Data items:
# # #

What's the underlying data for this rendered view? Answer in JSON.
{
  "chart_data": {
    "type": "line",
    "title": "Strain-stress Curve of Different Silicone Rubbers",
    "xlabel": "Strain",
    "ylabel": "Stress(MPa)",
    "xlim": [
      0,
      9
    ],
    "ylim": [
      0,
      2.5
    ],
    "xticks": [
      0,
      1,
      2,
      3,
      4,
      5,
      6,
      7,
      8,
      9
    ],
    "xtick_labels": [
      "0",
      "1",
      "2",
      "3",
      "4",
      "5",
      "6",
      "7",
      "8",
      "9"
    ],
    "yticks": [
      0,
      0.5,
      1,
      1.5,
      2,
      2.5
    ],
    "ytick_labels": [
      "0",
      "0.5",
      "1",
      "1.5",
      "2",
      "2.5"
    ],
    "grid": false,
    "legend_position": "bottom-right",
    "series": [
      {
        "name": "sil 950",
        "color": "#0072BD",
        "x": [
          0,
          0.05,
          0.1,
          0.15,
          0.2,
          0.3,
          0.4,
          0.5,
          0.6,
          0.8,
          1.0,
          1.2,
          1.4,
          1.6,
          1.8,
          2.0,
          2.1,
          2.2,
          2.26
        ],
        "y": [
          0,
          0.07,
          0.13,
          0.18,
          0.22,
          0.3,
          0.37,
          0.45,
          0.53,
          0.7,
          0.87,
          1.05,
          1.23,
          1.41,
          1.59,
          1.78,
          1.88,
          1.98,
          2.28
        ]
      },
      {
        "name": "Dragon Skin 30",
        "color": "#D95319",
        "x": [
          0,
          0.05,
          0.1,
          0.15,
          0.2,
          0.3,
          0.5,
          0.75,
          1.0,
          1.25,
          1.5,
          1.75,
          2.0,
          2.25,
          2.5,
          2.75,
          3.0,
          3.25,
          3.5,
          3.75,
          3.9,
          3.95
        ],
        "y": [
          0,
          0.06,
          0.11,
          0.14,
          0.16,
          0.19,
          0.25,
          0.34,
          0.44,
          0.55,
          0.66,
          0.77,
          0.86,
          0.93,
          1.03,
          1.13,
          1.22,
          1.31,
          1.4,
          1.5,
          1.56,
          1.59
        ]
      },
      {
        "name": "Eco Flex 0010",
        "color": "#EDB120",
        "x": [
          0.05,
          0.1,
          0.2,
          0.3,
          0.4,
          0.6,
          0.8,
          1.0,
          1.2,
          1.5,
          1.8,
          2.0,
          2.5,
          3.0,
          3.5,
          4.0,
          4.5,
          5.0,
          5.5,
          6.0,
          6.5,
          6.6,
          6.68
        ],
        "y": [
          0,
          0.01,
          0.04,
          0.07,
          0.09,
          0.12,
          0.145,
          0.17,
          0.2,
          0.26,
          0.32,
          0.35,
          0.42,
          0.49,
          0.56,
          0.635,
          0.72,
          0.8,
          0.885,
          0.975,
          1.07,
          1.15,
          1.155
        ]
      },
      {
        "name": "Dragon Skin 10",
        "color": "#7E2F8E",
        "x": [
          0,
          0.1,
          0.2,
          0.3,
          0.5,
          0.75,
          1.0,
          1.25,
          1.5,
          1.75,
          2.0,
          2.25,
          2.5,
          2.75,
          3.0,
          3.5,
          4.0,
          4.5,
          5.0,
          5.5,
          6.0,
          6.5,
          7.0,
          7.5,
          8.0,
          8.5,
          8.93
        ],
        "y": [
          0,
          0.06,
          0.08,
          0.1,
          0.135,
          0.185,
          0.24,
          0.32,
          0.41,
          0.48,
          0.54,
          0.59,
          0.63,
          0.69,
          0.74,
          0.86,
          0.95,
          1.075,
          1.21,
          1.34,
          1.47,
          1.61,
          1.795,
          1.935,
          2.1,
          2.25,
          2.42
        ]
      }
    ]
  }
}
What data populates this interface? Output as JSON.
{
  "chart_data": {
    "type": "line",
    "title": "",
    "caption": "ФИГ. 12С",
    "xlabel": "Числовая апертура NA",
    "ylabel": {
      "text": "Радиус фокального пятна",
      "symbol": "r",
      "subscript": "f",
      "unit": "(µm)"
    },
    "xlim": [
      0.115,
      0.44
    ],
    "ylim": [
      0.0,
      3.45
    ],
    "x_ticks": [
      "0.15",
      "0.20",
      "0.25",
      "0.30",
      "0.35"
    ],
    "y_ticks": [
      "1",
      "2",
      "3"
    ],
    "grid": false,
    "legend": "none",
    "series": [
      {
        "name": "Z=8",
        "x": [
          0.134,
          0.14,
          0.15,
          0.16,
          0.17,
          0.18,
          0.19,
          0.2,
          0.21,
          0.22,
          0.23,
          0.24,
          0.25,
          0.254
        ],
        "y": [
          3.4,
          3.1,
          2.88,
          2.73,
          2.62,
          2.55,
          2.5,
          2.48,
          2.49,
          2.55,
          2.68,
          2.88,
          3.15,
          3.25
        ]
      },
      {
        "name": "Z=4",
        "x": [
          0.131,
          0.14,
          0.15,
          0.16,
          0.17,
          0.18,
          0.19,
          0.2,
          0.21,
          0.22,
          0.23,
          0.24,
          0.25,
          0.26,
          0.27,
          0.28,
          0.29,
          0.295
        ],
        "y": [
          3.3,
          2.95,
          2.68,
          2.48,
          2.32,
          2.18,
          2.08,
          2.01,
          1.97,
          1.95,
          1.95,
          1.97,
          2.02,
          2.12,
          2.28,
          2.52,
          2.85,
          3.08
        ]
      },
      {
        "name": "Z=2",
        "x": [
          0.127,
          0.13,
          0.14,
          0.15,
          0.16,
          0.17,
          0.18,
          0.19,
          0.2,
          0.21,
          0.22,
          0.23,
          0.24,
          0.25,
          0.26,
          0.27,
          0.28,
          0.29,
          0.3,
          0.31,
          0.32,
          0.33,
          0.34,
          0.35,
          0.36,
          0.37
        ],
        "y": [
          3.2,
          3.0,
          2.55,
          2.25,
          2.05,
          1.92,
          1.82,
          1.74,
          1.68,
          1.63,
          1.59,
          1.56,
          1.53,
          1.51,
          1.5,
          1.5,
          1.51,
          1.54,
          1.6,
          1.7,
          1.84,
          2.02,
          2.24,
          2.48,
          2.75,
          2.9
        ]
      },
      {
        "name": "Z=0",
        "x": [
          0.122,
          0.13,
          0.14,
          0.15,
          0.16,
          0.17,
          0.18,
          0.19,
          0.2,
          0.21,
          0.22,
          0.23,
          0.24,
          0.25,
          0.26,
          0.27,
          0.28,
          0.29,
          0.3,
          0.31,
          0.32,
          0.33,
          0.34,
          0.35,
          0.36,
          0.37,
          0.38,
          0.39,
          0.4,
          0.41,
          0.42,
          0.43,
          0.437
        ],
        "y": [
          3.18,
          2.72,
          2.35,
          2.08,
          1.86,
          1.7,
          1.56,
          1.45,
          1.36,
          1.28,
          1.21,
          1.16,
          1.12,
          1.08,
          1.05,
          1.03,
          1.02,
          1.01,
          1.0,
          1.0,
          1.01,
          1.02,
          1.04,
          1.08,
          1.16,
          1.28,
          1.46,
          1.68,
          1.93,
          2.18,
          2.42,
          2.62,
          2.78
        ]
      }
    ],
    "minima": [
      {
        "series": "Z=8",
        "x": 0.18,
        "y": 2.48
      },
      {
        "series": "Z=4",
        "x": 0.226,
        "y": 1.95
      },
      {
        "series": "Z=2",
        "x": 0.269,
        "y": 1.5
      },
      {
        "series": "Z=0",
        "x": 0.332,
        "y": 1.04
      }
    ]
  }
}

# # #

• What you should do
Select and copy every line of the material that holds the string "title".

• Task result
    "title": "Strain-stress Curve of Different Silicone Rubbers",
    "title": "",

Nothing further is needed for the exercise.